● Source passage:
Posted on 05/03/2014 4:31:07 AM PDT by Homer_J_Simpson
http://www.onwar.com/chrono/1944/may44/03may44.htm#
Toyoda commands Combined Fleet
Wednesday, May 3, 1944 www.onwar.com
Admiral Toyoda [photo at link]
In Tokyo... Japanese Admiral Toyoda is designated Commander in Chief of the Combined Fleet. He replaces Admiral Koga who was killed on March 31st.
In Burma... The British 14th Army captures heights above Maungdaw-Buthidaung road in the Arakan.
Over Nazi Europe... During the night, RAF bombers target an army depot at Mailly, near Rheims (Germany), aircraft stores at Montdidier (France), an ammunition dumps at Chateaudun (France) and Ludwigshafen (Germany). A total of 49 aircraft are lost.
In the United States... The production of synthetic quinine (anti-malarial) by young Harvard scientists Woodward and Doering is announced in Cambridge, Massachusetts.
In Occupied France... French resistance members burn 100,000 liters of acetone in the Lambiotte plant, Premery.
http://www.etherit.co.uk/month/thismonth/03.htm
May 3rd, 1944 (WEDNESDAY)
UNITED KINGDOM: Aircraft carrier HMS Indefatigable commissioned.

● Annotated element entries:
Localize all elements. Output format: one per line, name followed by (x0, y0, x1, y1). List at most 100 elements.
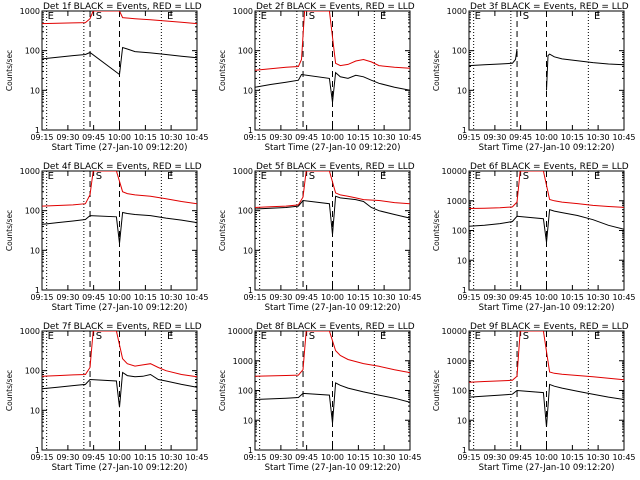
x-tick-label: 09:15 (243, 133, 266, 142)
y-tick-label: 10 (30, 86, 40, 95)
x-tick-label: 09:30 (56, 133, 79, 142)
time-marker-label: S (523, 171, 529, 182)
x-axis-label: Start Time (27-Jan-10 09:12:20) (265, 143, 401, 153)
x-tick-label: 10:30 (587, 133, 610, 142)
y-tick-label: 1000 (20, 7, 40, 16)
y-tick-label: 1 (462, 286, 467, 295)
series-group (42, 331, 197, 408)
x-tick-label: 10:00 (108, 453, 131, 462)
lld-series-line (469, 331, 624, 383)
x-tick-label: 09:45 (295, 133, 318, 142)
y-axis-label: Counts/sec (218, 370, 227, 411)
x-tick-label: 10:15 (347, 293, 370, 302)
x-tick-label: 09:30 (269, 453, 292, 462)
x-tick-label: 09:45 (295, 293, 318, 302)
y-tick-label: 1000 (447, 357, 467, 366)
y-tick-label: 10 (243, 246, 253, 255)
y-tick-label: 1000 (447, 7, 467, 16)
panel-title: Det 1f BLACK = Events, RED = LLD (43, 2, 202, 12)
panel-title: Det 5f BLACK = Events, RED = LLD (256, 162, 415, 172)
x-tick-label: 10:00 (535, 133, 558, 142)
time-marker-label: E (594, 331, 600, 342)
lld-series-line (42, 11, 197, 25)
x-tick-label: 09:45 (509, 293, 532, 302)
time-marker-label: E (594, 11, 600, 22)
y-tick-label: 1 (462, 446, 467, 455)
y-tick-label: 1 (35, 126, 40, 135)
time-marker-label: S (96, 331, 102, 342)
y-axis-label: Counts/sec (5, 370, 14, 411)
x-axis-label: Start Time (27-Jan-10 09:12:20) (479, 463, 615, 473)
y-tick-label: 1000 (233, 357, 253, 366)
y-tick-label: 1000 (447, 197, 467, 206)
x-tick-label: 09:30 (269, 293, 292, 302)
x-tick-label: 09:15 (30, 133, 53, 142)
y-tick-label: 100 (25, 207, 40, 216)
x-axis-label: Start Time (27-Jan-10 09:12:20) (265, 463, 401, 473)
time-marker-label: E (48, 331, 54, 342)
x-tick-label: 10:30 (160, 133, 183, 142)
y-tick-label: 1000 (20, 327, 40, 336)
time-marker-label: E (167, 171, 173, 182)
detector-panel-3: Det 3f BLACK = Events, RED = LLD 1 10 100 10… (432, 2, 636, 153)
time-marker-label: E (475, 11, 481, 22)
x-tick-label: 09:15 (243, 453, 266, 462)
y-axis-label: Counts/sec (218, 210, 227, 251)
time-marker-label: S (523, 11, 529, 22)
x-tick-label: 10:30 (373, 453, 396, 462)
events-series-line (546, 53, 624, 91)
time-marker-label: E (48, 11, 54, 22)
y-tick-label: 100 (452, 227, 467, 236)
y-tick-label: 1 (248, 126, 253, 135)
time-marker-label: S (96, 11, 102, 22)
y-tick-label: 10 (243, 86, 253, 95)
series-group (469, 171, 624, 243)
x-tick-label: 10:15 (561, 453, 584, 462)
x-tick-label: 10:15 (561, 133, 584, 142)
x-tick-label: 10:00 (108, 133, 131, 142)
series-group (42, 11, 197, 76)
x-tick-label: 10:15 (347, 133, 370, 142)
time-marker-label: E (261, 171, 267, 182)
time-marker-label: S (309, 11, 315, 22)
time-marker-label: E (167, 331, 173, 342)
y-axis-label: Counts/sec (5, 50, 14, 91)
y-tick-label: 10 (457, 416, 467, 425)
x-tick-label: 10:45 (612, 453, 635, 462)
y-axis-label: Counts/sec (432, 210, 441, 251)
y-tick-label: 100 (238, 47, 253, 56)
y-axis-label: Counts/sec (218, 50, 227, 91)
lld-series-line (255, 331, 410, 377)
x-tick-label: 09:15 (243, 293, 266, 302)
x-axis-label: Start Time (27-Jan-10 09:12:20) (52, 143, 188, 153)
x-axis-label: Start Time (27-Jan-10 09:12:20) (52, 463, 188, 473)
events-series-line (255, 195, 410, 235)
panel-title: Det 7f BLACK = Events, RED = LLD (43, 322, 202, 332)
x-tick-label: 09:45 (82, 453, 105, 462)
time-marker-label: E (261, 331, 267, 342)
x-tick-label: 09:15 (30, 293, 53, 302)
time-marker-label: E (380, 171, 386, 182)
time-marker-label: E (167, 11, 173, 22)
detector-panel-5: Det 5f BLACK = Events, RED = LLD 1 10 100 10… (218, 162, 422, 313)
events-series-line (469, 48, 518, 67)
time-marker-label: E (48, 171, 54, 182)
x-tick-label: 10:15 (134, 453, 157, 462)
y-tick-label: 100 (452, 387, 467, 396)
x-tick-label: 10:00 (321, 453, 344, 462)
y-tick-label: 10 (30, 246, 40, 255)
events-series-line (42, 371, 197, 408)
y-tick-label: 10 (457, 256, 467, 265)
time-marker-label: E (475, 171, 481, 182)
detector-panel-1: Det 1f BLACK = Events, RED = LLD 1 10 100 10… (5, 2, 209, 153)
x-tick-label: 09:30 (56, 453, 79, 462)
time-marker-label: E (380, 11, 386, 22)
x-tick-label: 09:45 (509, 133, 532, 142)
time-marker-label: E (475, 331, 481, 342)
series-group (42, 171, 197, 244)
events-series-line (42, 46, 197, 76)
y-tick-label: 10000 (228, 327, 253, 336)
detector-panel-6: Det 6f BLACK = Events, RED = LLD 1 10 100 10… (432, 162, 636, 313)
y-tick-label: 10 (457, 86, 467, 95)
series-group (469, 331, 624, 427)
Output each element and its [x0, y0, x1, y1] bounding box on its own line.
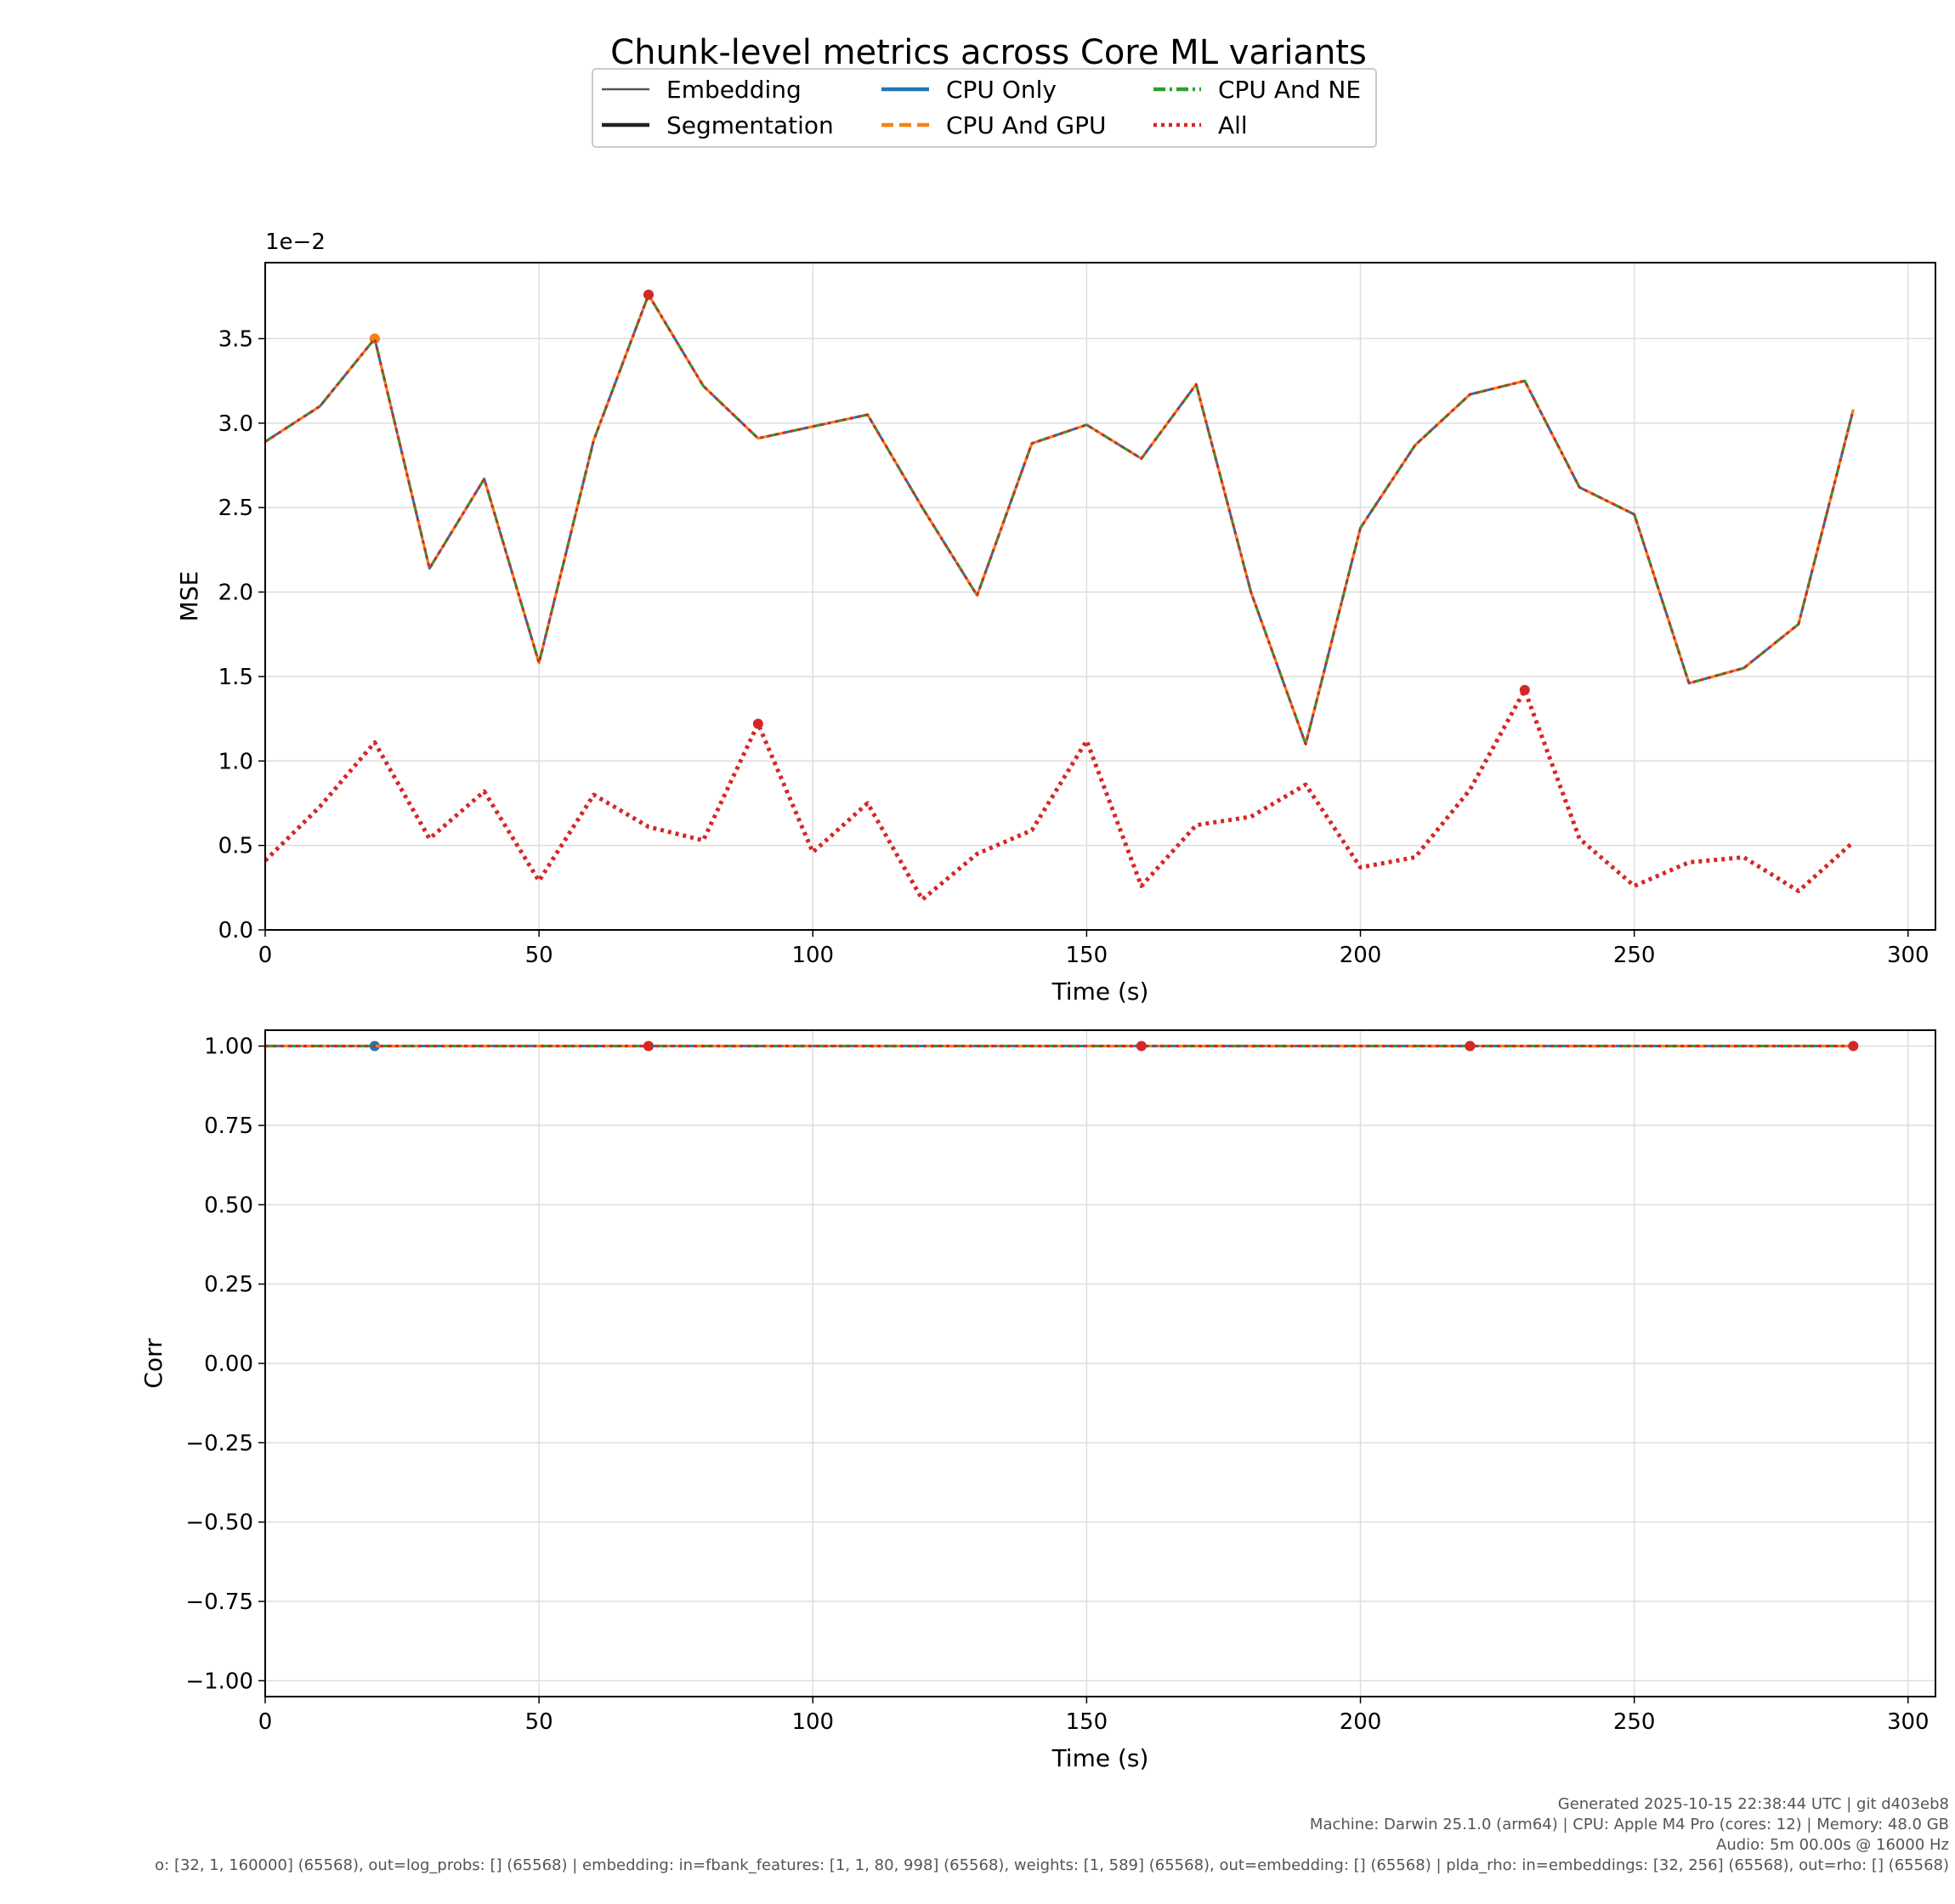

● Given exercise: Please carry on the May 3, 1944 war chronology from its final line.

● Result below:
NETHERLANDS: The Hague: In the most successful example of precision bombing of the war - and probably the most accurate since the air weapon was invented - an RAF Mosquito today lobbed two bombs through the front door of the Air Ministry in the crowded centre of the Dutch capital. Two more bombs, delivered at the same time, penetrated windows on either side of the door. The building had to be struck at the first attempt from 50 feet.
GERMANY: U-1277 commissioned.
U-927, U-1023, U-1024 launched.
SPAIN: Madrid: Pro-Nazi Spain bent under Allied pressure today and agreed to cut by a sixth its exports of Wulfram - the steel hardening element - to Germany. General Franco, the Spanish dictator, has succumbed to British and US demands for the release of Italian ships held in Spanish ports, the withdrawal from the eastern front of his “Blue” division of 14,284 men and “Blue” air squadron, and the closure of the German “spy” consulate at Tangiers.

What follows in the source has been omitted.